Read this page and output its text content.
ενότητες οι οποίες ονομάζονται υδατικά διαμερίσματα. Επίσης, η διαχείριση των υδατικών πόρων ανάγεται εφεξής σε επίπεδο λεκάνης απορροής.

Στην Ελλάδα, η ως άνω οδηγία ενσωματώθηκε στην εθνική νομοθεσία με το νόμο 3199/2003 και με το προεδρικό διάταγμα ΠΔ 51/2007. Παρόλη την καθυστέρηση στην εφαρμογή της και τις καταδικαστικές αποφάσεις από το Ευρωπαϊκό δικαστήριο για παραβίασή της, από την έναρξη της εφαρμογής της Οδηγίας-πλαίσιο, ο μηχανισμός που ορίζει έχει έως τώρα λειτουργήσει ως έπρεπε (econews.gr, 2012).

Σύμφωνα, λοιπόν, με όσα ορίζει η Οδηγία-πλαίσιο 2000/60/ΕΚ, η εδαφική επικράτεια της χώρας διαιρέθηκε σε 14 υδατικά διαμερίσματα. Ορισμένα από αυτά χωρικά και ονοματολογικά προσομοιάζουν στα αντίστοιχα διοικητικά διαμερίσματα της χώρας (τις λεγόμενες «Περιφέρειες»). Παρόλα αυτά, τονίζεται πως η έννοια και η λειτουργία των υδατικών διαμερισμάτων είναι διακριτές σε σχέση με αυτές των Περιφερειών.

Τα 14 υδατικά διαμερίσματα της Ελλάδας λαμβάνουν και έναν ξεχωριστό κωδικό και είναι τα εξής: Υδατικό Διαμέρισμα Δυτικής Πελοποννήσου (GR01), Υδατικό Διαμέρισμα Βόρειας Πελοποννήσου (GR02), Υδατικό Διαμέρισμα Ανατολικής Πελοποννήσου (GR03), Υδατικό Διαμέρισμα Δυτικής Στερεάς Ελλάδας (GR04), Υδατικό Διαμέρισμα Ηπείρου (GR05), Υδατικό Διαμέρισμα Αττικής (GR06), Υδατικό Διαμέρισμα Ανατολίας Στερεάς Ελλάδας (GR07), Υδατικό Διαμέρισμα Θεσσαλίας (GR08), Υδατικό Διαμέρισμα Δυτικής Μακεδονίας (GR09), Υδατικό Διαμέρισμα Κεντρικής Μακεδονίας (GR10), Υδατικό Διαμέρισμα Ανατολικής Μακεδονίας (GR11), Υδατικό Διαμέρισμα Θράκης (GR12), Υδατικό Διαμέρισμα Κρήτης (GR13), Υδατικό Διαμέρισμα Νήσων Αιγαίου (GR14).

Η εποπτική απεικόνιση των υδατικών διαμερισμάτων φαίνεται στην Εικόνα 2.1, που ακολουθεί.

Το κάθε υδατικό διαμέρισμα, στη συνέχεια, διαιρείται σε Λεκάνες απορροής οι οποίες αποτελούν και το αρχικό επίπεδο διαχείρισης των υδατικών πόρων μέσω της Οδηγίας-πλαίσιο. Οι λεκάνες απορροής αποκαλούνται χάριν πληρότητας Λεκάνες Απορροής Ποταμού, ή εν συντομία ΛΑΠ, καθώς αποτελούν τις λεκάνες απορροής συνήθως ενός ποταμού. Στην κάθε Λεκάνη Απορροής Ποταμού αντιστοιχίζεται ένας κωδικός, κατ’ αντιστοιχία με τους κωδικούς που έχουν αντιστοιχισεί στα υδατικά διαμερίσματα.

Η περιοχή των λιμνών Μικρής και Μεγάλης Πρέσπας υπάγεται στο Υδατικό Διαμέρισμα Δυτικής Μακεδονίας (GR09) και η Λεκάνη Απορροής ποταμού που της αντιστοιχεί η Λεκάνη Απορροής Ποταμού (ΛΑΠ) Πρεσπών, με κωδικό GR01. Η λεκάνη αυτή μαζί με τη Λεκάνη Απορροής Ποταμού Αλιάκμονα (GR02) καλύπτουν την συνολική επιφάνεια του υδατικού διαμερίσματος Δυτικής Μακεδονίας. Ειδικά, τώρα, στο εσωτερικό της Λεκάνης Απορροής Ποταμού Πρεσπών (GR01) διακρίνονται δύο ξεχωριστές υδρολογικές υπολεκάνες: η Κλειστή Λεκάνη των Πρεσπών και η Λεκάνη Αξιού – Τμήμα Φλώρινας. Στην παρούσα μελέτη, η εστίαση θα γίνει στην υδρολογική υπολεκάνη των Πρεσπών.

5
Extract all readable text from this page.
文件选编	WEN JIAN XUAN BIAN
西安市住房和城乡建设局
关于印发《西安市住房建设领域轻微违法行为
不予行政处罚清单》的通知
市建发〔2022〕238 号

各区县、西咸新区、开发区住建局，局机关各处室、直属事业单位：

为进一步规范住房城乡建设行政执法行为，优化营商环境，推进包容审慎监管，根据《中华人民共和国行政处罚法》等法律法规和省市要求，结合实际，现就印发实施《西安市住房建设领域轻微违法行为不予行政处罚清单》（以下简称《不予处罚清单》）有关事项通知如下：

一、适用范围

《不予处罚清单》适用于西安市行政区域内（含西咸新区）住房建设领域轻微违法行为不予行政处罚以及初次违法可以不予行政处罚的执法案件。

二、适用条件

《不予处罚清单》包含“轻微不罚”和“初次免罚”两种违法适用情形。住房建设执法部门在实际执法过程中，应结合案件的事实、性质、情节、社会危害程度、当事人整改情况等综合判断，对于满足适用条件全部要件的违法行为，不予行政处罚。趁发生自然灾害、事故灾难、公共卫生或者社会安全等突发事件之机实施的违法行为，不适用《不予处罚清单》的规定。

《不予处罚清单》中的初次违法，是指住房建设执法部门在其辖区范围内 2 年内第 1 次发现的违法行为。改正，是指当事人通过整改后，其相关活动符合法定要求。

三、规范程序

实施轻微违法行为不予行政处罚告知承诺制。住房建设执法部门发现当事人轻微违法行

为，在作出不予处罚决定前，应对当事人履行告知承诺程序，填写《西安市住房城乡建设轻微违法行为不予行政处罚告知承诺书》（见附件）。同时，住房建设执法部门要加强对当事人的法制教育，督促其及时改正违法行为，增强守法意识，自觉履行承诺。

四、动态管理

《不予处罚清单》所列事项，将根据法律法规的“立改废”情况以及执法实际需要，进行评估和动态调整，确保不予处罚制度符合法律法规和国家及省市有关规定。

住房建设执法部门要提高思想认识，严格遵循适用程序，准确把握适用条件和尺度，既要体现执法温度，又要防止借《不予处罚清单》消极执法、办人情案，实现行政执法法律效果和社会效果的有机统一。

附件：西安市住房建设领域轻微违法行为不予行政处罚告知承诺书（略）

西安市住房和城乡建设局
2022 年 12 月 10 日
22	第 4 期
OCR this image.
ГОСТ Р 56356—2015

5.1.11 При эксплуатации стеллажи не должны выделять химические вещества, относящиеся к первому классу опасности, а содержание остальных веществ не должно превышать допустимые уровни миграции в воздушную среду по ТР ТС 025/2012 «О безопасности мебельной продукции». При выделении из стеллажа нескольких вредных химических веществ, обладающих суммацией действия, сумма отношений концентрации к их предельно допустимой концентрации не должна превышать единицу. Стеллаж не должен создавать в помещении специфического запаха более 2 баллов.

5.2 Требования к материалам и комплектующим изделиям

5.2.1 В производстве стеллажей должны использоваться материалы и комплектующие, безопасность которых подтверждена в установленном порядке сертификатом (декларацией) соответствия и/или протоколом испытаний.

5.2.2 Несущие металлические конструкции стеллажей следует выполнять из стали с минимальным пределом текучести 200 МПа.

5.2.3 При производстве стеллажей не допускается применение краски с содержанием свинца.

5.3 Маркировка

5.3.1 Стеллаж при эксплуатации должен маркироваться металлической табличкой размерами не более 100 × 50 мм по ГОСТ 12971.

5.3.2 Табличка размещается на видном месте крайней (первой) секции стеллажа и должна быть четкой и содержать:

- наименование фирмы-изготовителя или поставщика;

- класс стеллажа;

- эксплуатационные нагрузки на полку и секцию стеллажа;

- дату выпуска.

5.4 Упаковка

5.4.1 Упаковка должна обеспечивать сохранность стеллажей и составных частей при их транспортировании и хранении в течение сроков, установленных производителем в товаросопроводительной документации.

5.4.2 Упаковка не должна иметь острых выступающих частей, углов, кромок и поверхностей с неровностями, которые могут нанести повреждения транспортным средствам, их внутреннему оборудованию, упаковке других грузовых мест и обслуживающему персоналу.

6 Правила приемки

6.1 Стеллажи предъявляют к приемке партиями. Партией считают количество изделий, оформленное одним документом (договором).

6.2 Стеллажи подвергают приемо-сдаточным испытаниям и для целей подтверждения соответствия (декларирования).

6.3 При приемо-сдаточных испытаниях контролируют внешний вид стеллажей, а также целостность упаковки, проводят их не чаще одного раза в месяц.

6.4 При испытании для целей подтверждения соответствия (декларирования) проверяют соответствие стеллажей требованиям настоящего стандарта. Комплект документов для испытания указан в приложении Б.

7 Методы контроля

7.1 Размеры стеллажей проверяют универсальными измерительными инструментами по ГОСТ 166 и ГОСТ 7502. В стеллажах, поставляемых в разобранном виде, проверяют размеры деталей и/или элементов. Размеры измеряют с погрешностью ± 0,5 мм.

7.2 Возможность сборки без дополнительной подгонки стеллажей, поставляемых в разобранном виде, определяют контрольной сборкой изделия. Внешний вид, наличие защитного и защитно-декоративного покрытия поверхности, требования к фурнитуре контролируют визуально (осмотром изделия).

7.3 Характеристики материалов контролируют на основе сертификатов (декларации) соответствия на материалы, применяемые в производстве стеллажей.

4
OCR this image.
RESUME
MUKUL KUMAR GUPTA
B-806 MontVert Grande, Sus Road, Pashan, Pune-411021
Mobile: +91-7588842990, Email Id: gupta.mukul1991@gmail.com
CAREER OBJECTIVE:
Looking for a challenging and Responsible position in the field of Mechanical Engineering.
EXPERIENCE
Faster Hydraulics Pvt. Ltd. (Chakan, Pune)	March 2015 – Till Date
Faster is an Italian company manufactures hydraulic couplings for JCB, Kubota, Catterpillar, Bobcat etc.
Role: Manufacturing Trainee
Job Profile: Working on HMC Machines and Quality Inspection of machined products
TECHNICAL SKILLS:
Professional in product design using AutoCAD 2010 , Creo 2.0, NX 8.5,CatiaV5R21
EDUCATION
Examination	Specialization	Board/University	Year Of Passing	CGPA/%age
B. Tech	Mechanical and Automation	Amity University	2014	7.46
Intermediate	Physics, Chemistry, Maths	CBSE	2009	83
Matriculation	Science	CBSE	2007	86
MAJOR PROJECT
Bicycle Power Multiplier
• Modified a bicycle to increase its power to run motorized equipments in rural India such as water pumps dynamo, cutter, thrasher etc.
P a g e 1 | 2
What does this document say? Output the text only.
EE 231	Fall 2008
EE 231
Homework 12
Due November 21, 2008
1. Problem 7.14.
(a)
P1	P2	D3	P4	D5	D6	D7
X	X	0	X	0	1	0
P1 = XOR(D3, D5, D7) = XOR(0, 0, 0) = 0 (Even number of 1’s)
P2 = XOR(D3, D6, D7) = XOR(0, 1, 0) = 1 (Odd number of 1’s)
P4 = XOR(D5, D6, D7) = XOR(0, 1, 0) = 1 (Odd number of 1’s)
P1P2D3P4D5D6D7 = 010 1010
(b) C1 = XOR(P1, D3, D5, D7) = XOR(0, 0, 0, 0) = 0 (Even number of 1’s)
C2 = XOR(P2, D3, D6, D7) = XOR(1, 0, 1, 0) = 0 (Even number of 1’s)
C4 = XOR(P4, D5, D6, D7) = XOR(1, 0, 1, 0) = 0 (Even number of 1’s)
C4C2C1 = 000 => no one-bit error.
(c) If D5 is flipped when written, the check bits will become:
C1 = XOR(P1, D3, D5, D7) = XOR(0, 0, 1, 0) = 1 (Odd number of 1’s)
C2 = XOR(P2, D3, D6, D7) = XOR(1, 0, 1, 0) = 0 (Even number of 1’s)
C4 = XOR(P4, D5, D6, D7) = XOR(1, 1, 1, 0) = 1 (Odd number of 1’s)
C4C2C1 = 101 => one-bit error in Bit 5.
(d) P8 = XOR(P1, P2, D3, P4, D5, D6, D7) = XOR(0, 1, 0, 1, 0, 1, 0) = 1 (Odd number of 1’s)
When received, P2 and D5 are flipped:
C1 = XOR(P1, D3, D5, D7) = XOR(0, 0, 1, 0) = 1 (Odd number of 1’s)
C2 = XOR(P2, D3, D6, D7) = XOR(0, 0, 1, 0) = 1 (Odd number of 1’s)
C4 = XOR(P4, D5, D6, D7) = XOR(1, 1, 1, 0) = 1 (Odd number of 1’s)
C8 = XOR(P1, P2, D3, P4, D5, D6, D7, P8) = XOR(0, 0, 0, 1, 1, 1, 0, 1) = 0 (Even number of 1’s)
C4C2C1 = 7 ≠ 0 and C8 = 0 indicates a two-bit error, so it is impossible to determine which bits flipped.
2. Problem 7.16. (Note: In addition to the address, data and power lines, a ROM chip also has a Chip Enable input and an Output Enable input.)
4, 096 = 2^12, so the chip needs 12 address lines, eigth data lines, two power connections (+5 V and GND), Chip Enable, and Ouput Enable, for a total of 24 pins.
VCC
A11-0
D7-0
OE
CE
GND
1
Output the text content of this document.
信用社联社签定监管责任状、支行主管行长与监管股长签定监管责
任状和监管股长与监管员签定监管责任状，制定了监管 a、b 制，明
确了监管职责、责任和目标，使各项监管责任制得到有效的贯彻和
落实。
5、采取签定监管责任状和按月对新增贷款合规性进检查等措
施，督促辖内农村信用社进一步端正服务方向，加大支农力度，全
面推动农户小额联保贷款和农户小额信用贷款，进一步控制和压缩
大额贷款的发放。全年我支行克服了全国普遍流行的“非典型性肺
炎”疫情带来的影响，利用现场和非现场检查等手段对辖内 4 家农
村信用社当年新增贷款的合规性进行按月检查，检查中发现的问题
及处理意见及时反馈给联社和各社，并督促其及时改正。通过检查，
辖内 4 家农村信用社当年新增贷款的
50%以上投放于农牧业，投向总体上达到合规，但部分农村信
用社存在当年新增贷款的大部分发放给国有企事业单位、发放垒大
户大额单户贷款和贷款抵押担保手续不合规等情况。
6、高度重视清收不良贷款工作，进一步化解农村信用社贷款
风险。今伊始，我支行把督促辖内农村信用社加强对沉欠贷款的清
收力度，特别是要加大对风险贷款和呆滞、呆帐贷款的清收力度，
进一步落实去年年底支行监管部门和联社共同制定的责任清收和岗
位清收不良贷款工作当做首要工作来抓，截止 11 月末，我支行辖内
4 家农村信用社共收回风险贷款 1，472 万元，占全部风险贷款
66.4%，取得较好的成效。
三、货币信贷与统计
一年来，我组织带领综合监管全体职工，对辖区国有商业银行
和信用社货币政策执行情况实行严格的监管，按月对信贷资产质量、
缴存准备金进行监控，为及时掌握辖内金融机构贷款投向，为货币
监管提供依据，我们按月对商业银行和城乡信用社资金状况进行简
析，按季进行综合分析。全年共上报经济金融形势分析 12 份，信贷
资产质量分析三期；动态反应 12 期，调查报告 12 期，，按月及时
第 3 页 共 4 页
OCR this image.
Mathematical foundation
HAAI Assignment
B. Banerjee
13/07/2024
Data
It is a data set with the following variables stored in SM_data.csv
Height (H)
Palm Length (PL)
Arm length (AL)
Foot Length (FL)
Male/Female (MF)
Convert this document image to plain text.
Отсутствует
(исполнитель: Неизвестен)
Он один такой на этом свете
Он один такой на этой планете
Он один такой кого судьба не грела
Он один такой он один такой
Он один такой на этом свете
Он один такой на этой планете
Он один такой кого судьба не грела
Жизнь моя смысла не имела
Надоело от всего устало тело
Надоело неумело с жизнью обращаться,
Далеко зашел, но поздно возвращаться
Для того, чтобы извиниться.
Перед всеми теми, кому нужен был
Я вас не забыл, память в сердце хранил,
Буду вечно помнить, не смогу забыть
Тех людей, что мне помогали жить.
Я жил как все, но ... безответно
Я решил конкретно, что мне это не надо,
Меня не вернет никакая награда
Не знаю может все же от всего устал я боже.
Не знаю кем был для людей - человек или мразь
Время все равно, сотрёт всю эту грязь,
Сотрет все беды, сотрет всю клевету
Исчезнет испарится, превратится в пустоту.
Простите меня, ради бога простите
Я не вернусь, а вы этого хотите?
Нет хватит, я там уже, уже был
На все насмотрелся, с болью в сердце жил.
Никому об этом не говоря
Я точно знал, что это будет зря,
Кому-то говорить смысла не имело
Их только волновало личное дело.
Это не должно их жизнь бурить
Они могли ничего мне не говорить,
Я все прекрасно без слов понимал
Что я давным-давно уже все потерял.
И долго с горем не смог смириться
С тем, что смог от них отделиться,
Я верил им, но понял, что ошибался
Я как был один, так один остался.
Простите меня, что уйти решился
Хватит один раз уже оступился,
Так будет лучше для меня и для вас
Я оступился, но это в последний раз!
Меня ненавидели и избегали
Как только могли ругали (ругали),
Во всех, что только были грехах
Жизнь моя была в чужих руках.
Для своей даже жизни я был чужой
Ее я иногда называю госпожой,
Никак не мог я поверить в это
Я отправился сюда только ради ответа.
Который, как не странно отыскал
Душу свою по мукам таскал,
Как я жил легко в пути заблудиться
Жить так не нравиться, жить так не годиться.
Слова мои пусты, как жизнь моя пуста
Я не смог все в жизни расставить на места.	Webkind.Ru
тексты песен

===

▶ [What you should do]
Look through the data above. Each line containing the word "более" needs to be copied.

▶ [Solution below]
5.1.11 При эксплуатации стеллажи не должны выделять химические вещества, относящиеся к первому классу опасности, а содержание остальных веществ не должно превышать допустимые уровни миграции в воздушную среду по ТР ТС 025/2012 «О безопасности мебельной продукции». При выделении из стеллажа нескольких вредных химических веществ, обладающих суммацией действия, сумма отношений концентрации к их предельно допустимой концентрации не должна превышать единицу. Стеллаж не должен создавать в помещении специфического запаха более 2 баллов.
5.3.1 Стеллаж при эксплуатации должен маркироваться металлической табличкой размерами не более 100 × 50 мм по ГОСТ 12971.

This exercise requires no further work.